[Records from a data collection]
**********

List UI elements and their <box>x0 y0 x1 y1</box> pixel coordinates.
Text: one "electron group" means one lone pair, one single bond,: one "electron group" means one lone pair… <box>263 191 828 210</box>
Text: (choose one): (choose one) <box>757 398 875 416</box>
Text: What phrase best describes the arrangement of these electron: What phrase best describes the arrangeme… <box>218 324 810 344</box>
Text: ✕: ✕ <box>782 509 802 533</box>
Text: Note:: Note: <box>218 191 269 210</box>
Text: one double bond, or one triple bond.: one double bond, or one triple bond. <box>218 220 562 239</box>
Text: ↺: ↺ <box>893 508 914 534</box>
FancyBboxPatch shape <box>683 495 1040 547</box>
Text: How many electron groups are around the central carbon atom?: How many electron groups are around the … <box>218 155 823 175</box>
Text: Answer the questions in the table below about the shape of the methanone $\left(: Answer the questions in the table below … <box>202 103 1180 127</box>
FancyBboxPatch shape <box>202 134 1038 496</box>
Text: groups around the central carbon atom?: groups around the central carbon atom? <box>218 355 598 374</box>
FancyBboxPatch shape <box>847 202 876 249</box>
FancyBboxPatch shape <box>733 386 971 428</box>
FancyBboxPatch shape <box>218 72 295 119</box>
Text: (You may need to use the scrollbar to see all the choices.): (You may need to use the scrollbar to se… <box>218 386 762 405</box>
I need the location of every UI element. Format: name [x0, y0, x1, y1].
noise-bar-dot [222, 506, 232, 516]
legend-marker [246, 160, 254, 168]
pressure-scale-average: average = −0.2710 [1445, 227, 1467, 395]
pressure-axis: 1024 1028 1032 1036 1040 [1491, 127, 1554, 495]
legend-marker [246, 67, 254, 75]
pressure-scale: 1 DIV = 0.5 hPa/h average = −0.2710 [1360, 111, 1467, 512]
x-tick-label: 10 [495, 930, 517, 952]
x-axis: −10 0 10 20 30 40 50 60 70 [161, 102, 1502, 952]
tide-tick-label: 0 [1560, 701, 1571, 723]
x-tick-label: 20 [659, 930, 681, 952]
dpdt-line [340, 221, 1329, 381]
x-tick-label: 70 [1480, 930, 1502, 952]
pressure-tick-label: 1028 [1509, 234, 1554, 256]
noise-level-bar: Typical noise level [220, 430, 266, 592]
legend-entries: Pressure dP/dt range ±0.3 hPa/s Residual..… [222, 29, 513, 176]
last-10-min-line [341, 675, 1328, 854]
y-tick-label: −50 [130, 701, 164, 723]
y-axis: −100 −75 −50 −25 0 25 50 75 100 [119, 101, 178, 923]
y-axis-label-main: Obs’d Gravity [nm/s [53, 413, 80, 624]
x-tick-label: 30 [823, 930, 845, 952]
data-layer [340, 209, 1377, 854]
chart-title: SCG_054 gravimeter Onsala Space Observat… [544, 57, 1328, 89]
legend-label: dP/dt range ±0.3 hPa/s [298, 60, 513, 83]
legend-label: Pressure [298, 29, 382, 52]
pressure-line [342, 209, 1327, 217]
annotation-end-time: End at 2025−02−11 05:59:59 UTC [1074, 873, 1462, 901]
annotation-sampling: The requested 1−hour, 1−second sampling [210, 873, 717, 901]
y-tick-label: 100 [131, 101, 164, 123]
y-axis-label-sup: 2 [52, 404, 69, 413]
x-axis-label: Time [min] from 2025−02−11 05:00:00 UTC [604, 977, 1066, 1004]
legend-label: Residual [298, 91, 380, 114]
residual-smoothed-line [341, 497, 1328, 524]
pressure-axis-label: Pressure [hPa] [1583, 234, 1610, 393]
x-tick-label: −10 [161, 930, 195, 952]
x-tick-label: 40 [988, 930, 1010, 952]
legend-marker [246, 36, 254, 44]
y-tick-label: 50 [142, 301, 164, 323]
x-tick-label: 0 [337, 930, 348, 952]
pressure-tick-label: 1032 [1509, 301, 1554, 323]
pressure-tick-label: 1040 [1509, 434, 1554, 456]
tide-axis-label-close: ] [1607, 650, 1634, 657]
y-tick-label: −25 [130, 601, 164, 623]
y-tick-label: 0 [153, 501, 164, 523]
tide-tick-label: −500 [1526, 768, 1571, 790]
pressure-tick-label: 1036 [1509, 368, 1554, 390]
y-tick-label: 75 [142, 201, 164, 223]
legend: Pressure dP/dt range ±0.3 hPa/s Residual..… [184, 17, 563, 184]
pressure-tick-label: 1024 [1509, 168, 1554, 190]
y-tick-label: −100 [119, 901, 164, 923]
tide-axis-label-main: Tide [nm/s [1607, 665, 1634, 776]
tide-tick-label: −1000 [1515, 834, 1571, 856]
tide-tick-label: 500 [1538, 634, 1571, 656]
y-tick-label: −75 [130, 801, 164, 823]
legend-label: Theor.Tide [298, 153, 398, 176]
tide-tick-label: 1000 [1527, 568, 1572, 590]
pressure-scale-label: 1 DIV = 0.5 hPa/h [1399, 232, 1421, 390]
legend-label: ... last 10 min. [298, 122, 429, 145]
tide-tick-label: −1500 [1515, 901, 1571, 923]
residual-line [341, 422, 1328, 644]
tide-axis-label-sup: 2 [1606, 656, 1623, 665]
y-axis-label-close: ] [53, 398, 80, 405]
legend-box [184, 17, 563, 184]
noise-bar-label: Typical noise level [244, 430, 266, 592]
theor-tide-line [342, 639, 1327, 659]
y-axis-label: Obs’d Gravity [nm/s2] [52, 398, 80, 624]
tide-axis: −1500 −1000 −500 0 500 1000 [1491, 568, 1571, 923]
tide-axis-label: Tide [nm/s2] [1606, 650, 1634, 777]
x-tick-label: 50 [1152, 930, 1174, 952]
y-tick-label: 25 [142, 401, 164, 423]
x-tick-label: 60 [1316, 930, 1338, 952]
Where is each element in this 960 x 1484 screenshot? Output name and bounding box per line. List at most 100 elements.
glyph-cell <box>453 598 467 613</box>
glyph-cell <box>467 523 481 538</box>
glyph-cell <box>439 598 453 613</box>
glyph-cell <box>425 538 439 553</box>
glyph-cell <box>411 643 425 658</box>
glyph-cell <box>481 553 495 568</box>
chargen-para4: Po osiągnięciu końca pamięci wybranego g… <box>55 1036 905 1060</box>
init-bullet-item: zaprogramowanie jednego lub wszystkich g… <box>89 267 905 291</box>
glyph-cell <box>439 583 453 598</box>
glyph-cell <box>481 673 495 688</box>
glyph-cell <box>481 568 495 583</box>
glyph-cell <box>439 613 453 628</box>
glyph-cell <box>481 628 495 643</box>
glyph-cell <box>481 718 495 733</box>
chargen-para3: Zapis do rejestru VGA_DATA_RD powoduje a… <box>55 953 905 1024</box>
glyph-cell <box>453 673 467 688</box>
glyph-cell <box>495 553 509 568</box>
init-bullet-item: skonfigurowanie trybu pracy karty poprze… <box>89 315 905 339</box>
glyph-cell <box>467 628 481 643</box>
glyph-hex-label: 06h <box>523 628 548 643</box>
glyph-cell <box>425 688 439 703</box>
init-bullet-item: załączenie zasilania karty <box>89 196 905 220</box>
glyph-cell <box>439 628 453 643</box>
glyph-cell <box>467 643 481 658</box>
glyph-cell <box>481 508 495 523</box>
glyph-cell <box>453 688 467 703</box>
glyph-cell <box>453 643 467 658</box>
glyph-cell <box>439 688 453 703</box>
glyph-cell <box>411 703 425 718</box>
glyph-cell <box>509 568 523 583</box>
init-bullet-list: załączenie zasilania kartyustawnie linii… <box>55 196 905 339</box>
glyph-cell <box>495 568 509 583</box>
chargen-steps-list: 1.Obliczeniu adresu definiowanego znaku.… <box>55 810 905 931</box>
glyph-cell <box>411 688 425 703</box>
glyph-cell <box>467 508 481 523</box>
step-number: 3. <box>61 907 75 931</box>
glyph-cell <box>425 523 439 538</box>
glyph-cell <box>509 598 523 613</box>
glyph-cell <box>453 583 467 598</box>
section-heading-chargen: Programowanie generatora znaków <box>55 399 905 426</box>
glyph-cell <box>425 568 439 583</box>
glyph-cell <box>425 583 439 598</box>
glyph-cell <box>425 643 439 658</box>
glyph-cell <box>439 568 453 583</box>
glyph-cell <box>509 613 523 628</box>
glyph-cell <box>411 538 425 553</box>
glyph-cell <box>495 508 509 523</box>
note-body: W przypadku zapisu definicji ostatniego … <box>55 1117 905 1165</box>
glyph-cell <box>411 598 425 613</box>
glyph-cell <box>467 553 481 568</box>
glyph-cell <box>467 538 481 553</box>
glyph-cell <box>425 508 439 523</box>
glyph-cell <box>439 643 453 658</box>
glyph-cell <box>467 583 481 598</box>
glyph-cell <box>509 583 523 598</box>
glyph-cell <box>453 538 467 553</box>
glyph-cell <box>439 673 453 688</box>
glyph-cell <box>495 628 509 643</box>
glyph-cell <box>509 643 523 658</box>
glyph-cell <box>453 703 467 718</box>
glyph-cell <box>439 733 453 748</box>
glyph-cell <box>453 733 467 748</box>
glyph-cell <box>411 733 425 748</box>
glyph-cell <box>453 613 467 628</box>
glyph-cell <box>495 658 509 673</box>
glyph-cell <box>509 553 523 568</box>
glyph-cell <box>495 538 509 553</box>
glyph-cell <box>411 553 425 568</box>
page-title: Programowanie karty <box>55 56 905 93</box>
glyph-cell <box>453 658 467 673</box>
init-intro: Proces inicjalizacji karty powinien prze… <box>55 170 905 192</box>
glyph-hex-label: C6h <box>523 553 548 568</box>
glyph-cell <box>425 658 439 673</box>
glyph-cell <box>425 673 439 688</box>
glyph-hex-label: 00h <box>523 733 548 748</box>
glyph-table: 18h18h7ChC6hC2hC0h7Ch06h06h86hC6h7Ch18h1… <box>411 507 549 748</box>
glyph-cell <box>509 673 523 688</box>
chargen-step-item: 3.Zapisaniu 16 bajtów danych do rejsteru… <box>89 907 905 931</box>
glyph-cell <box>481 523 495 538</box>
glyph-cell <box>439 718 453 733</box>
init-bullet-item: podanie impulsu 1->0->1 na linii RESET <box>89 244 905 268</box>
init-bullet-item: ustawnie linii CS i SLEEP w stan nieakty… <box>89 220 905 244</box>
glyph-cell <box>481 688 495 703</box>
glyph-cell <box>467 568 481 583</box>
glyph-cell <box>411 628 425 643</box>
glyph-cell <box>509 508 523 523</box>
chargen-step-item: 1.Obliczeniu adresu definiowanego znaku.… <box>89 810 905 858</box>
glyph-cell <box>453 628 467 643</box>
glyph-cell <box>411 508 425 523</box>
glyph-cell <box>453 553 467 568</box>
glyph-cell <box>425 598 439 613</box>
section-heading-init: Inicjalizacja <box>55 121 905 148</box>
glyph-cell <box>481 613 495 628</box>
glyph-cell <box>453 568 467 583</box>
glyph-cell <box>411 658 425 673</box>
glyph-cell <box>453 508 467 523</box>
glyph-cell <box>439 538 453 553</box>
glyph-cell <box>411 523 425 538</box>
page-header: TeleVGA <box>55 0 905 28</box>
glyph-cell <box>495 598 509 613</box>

**********

- **Problem description**
Copy out the lines of the listing unchanged, from its first line through the line that contains "Text: Note:: Note: <box>218 191 269 210</box>".

- **Answer for this exercise**
List UI elements and their <box>x0 y0 x1 y1</box> pixel coordinates.
Text: one "electron group" means one lone pair, one single bond,: one "electron group" means one lone pair… <box>263 191 828 210</box>
Text: (choose one): (choose one) <box>757 398 875 416</box>
Text: What phrase best describes the arrangement of these electron: What phrase best describes the arrangeme… <box>218 324 810 344</box>
Text: ✕: ✕ <box>782 509 802 533</box>
Text: Note:: Note: <box>218 191 269 210</box>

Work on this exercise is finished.